### PROVIDED PASSAGE

Nice pics ! I've been eyeing a 9P with P91, and I think you've helped me decide. But first I'll likely get a second G2 but with P61. I have 2 Brinkmanns in the car (1 & 3 mcp) and they really light up the roadway.


----------



## Phaserburn (Apr 17, 2006)

Where did you get the Ultrafire 4 cell, how much and did you have to mod it in anyway to run the P91? Are Ultrafire and Superfire the same thing?


----------



## mdocod (Apr 17, 2006)

The ultrafire came from tradedigit.... I would recomend the ebay seller Ioak instead however... his shipping time and communication is better (bought a 3 cell from him)...

The difference seems to be that some of the ultrafires come with a glass lense, and some don't, where the superfires probably all contain plastic lenses.... But before buying eithor of them I would definetally get confirmation from someone or the seller that it contains the glass lense- (unless you are going to run lower powered bulbs and don't mind it being plastic)..

I didn't have to mod the ultrafire at all to run it... but it's of cource, running 2 17670 cells instead of 4 primaries.



I should point out, that I dropped my flashlight in the hallway last night, and it blew the lamp- probably only had about 40 minuts of runtime on it at that point, making it the most expensive lumen/$/minut I think I've ever owned... Has me second guessing the ruggedness of tactical lamps. (also had a G90 go out prematurly on me a few weeks ago)...


----------



## glennser (Apr 17, 2006)

How do I run the p91 in a 9P using rechargeables? Seems like 3 rechargeables will blow it, anyone know?

### WHAT THE EXERCISE ASKS
According to the flashlight thread, what cells does mdocod run in the Ultrafire in place of four primaries? The records are not needed for this task.

[Stored data entries]
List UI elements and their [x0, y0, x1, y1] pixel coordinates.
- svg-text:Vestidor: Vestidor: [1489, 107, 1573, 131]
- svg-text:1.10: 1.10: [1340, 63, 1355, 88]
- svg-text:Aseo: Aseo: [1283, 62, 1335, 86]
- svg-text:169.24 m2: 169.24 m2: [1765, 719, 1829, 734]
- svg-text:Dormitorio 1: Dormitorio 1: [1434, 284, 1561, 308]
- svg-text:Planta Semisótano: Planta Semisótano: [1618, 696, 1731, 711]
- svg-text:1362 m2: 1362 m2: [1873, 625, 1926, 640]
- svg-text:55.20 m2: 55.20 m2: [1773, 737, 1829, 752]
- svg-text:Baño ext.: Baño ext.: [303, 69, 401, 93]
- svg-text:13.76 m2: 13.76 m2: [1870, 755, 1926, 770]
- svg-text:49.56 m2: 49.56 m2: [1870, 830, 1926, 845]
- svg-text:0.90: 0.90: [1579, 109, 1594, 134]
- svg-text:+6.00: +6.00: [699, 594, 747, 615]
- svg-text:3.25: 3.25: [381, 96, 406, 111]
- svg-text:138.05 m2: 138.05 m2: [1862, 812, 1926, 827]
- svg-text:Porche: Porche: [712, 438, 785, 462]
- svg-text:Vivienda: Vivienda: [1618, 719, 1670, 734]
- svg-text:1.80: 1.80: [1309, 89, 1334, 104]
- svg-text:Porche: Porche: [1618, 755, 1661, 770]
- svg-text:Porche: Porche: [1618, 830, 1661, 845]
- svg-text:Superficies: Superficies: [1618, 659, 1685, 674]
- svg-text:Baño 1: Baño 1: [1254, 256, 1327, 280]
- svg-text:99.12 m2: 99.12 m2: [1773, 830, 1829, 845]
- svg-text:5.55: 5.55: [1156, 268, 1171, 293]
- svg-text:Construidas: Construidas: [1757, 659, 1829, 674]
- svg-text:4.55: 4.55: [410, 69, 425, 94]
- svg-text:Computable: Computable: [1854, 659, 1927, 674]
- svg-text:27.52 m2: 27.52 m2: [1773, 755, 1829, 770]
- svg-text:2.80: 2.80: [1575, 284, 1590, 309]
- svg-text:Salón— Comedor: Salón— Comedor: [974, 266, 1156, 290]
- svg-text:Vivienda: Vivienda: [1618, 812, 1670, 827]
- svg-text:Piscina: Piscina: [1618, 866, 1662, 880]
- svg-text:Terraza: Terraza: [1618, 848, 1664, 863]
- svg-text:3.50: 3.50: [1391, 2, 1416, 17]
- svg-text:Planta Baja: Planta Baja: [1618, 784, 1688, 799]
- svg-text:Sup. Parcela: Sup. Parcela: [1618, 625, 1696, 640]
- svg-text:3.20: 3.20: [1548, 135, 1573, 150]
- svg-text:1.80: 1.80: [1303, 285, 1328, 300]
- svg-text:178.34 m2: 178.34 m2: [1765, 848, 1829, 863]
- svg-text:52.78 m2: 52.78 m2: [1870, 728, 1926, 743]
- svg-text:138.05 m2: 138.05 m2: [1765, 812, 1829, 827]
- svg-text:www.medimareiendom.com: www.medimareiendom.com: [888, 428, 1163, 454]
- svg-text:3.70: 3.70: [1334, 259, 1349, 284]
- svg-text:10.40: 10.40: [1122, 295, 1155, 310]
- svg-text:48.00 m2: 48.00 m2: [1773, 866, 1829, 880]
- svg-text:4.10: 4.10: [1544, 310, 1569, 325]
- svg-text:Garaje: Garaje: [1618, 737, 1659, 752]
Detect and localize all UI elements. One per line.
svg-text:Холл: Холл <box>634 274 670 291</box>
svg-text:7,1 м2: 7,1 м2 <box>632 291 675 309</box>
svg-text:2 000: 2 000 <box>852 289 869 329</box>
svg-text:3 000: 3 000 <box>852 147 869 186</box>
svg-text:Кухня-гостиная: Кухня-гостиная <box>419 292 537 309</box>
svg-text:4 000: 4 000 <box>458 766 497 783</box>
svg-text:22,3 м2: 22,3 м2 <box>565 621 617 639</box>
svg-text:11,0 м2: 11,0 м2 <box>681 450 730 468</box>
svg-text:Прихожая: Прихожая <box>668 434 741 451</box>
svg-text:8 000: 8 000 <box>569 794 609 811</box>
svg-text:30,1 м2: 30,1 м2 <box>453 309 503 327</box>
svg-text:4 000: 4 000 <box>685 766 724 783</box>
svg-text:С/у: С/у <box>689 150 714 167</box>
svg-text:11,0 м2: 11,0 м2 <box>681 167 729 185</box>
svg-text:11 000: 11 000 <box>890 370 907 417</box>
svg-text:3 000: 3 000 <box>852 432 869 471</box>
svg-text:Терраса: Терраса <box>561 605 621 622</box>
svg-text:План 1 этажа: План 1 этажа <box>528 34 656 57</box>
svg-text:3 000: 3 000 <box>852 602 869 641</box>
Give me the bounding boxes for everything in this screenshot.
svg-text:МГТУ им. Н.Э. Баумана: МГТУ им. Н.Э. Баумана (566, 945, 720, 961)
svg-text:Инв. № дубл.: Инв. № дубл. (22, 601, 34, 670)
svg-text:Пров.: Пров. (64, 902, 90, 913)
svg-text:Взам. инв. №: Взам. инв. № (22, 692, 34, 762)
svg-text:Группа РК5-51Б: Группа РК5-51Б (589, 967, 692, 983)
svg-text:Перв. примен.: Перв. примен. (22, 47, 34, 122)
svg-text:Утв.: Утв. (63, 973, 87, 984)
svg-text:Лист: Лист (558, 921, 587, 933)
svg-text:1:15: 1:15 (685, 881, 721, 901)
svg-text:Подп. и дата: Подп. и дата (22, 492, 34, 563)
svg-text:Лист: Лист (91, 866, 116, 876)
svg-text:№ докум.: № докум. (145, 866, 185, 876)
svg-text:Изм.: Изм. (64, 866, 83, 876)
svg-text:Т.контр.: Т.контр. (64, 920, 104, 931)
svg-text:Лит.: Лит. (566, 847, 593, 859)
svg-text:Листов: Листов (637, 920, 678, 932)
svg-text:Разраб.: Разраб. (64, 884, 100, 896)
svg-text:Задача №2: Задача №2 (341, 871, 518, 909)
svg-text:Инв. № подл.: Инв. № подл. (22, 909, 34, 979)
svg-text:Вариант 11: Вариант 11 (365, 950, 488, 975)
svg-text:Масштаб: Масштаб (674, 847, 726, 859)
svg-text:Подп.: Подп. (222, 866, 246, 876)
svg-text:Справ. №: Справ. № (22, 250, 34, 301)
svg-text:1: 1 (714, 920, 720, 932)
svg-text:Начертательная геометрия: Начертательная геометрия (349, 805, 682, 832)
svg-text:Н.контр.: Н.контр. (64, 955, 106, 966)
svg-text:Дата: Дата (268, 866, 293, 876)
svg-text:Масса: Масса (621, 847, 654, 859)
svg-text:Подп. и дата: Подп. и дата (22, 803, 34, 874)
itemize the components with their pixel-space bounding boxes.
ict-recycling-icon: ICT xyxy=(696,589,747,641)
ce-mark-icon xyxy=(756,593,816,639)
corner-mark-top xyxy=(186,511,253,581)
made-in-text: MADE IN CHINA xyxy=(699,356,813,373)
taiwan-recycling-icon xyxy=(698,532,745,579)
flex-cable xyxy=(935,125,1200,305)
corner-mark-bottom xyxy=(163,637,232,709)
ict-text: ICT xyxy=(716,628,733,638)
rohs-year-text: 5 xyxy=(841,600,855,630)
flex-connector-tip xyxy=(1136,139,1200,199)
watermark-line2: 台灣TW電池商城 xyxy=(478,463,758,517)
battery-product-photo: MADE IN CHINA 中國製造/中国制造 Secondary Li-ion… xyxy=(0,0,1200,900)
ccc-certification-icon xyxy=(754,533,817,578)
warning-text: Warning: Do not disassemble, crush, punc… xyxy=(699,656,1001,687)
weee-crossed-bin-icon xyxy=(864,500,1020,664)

### OUTPUT BELOW
Two 17670 cells.